Data supplied:
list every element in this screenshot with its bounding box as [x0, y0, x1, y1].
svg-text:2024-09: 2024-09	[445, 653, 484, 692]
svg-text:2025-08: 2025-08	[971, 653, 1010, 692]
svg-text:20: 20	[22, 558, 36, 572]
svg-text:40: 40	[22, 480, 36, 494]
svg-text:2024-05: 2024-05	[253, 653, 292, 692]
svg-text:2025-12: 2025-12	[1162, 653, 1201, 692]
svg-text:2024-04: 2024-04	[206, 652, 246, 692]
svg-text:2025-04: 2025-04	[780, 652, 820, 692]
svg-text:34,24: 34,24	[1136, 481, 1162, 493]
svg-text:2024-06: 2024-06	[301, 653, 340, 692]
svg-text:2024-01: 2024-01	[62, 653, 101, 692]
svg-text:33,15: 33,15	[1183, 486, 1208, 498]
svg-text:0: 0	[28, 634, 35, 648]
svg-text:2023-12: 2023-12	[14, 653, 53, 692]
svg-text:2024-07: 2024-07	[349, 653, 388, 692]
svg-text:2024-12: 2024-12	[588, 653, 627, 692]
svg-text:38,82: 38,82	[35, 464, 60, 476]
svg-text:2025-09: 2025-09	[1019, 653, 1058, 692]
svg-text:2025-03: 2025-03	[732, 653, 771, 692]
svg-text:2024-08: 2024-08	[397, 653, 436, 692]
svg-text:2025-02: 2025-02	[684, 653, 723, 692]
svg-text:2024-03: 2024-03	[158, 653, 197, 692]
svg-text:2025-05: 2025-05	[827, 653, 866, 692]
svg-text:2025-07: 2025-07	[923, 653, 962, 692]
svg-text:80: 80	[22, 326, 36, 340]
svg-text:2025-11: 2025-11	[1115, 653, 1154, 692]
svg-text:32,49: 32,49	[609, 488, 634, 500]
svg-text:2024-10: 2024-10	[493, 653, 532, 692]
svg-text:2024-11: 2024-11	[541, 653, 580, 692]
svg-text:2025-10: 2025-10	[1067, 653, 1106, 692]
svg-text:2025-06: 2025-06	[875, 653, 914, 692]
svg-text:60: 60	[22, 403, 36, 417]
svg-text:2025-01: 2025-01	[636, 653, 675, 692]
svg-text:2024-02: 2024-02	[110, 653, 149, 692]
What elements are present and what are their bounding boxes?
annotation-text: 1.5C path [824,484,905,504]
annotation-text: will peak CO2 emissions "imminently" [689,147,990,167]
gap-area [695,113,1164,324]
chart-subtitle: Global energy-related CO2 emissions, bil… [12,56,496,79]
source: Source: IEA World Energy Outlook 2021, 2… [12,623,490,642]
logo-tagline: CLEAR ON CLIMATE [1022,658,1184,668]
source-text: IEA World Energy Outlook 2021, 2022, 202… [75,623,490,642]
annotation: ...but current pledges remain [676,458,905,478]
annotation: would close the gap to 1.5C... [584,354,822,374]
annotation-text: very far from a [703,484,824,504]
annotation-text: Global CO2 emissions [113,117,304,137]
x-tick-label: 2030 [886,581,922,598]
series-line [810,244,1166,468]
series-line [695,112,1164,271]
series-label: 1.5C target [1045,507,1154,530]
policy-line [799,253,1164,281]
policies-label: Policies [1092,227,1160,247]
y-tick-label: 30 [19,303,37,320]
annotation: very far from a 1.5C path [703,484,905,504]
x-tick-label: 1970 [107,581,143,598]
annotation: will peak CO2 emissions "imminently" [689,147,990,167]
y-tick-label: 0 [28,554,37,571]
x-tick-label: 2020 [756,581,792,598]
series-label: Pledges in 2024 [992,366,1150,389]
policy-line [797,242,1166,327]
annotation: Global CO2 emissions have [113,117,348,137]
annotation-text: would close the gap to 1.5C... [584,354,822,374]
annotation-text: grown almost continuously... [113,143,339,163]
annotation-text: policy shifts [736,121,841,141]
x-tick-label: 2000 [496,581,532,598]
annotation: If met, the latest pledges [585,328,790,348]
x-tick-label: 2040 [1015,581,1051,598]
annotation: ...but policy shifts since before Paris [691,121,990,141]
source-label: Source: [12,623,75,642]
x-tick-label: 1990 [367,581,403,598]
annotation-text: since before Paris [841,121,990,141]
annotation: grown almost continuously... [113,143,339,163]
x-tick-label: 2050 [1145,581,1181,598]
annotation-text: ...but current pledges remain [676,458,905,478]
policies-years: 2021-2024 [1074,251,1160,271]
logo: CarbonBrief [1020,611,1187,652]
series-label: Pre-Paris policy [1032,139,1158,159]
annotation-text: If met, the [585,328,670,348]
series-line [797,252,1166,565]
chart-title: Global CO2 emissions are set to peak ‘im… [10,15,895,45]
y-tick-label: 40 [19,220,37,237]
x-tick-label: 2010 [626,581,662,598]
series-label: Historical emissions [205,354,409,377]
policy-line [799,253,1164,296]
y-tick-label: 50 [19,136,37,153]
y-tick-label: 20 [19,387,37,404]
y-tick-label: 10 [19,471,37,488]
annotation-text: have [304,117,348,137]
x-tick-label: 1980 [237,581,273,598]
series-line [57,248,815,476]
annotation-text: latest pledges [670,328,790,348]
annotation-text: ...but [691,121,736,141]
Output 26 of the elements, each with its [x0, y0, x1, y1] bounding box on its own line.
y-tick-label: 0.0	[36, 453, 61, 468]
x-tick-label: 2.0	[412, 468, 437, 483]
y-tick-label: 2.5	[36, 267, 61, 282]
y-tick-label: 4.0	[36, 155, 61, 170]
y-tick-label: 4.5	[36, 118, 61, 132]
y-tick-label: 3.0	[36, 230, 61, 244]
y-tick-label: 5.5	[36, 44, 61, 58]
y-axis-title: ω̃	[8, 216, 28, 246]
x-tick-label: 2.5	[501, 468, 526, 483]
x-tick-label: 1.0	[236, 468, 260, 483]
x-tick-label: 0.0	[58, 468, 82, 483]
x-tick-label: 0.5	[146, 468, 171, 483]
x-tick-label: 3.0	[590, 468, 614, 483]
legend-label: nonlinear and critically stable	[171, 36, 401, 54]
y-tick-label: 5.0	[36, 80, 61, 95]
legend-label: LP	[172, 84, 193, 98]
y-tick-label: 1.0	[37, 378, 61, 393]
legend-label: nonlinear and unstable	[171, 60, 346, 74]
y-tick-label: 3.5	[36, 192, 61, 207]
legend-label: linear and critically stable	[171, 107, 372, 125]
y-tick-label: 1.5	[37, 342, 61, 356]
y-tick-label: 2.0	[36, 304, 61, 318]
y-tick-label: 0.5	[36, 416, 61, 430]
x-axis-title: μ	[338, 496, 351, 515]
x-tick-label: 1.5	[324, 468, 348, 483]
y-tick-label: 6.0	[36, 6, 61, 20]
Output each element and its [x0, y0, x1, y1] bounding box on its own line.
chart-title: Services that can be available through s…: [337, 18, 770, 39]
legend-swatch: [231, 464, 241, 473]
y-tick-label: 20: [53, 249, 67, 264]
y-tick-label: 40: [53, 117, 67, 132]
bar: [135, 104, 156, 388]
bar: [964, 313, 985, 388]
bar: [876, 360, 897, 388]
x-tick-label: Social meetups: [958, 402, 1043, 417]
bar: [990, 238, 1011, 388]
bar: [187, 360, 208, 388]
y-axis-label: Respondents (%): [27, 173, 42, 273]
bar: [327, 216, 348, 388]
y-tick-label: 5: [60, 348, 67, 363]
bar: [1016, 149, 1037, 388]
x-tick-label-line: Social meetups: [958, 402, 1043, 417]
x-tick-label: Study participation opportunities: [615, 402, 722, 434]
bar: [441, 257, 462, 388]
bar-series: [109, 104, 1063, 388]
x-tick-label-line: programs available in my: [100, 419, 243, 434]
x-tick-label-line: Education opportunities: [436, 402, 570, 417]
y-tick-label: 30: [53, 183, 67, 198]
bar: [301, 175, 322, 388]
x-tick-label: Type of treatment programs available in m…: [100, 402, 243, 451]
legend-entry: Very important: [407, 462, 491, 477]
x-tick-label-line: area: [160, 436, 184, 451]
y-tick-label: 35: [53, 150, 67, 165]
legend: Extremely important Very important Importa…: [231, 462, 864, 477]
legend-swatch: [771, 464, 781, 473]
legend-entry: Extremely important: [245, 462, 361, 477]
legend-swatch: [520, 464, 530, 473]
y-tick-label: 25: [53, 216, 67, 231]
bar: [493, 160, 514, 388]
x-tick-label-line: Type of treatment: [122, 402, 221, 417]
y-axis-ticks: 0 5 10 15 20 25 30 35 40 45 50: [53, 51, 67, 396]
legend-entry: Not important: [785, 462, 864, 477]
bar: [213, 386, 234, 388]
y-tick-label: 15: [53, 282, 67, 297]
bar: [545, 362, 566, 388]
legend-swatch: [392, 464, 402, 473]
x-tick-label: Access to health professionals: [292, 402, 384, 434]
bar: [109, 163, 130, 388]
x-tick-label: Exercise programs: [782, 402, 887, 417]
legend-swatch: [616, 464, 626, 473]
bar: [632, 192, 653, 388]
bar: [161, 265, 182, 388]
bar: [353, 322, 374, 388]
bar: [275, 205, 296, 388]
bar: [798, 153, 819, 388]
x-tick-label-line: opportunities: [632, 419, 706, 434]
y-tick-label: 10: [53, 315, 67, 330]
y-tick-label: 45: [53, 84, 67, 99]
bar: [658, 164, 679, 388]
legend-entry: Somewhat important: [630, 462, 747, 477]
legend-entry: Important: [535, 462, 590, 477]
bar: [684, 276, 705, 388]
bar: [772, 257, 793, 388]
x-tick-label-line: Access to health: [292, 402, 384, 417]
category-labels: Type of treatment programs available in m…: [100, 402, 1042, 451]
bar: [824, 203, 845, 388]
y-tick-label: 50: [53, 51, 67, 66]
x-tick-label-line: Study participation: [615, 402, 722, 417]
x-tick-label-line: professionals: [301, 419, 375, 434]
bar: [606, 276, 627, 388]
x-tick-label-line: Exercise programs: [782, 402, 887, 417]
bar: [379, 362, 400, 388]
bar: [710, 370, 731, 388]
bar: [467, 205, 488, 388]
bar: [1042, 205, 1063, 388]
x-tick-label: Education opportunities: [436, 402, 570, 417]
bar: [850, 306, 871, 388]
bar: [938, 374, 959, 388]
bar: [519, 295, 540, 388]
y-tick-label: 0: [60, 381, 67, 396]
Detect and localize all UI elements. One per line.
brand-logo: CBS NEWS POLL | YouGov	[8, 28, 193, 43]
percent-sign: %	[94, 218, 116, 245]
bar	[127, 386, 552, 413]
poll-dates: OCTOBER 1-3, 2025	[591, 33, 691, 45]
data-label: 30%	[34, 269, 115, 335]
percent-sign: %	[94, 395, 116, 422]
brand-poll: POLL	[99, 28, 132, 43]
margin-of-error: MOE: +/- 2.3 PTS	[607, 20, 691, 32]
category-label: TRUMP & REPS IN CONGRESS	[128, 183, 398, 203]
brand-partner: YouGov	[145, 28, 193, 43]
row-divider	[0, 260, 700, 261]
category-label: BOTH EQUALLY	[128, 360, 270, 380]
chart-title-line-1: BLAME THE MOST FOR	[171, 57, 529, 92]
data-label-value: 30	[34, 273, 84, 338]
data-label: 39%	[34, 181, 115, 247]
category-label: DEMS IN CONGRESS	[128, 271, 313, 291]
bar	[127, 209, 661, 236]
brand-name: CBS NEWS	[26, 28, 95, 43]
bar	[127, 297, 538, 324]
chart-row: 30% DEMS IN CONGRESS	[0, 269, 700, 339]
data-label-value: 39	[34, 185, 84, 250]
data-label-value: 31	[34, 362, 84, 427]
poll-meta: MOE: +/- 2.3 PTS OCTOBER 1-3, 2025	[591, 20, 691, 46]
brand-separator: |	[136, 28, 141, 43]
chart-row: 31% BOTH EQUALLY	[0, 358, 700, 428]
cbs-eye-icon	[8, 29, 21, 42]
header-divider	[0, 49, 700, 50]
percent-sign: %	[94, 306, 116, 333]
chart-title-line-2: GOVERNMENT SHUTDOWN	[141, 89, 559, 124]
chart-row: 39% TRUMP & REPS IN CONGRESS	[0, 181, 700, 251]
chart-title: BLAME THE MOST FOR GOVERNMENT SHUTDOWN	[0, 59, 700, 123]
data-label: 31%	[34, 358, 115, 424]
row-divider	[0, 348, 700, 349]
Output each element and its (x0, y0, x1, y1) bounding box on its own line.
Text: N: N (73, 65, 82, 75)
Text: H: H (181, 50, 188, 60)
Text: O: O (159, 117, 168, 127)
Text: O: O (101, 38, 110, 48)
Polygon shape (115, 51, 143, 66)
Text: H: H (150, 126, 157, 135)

Problem to solve:
Reproduce the lines from the beginning through the line holding "486, 1208, 498]", inclusive, with every "svg-text" changed to "chart-text" and nothing else altered.

The response:
list every element in this screenshot with its bounding box as [x0, y0, x1, y1].
chart-text:2024-09: 2024-09	[445, 653, 484, 692]
chart-text:2025-08: 2025-08	[971, 653, 1010, 692]
chart-text:20: 20	[22, 558, 36, 572]
chart-text:40: 40	[22, 480, 36, 494]
chart-text:2024-05: 2024-05	[253, 653, 292, 692]
chart-text:2025-12: 2025-12	[1162, 653, 1201, 692]
chart-text:2024-04: 2024-04	[206, 652, 246, 692]
chart-text:2025-04: 2025-04	[780, 652, 820, 692]
chart-text:34,24: 34,24	[1136, 481, 1162, 493]
chart-text:2024-06: 2024-06	[301, 653, 340, 692]
chart-text:2024-01: 2024-01	[62, 653, 101, 692]
chart-text:33,15: 33,15	[1183, 486, 1208, 498]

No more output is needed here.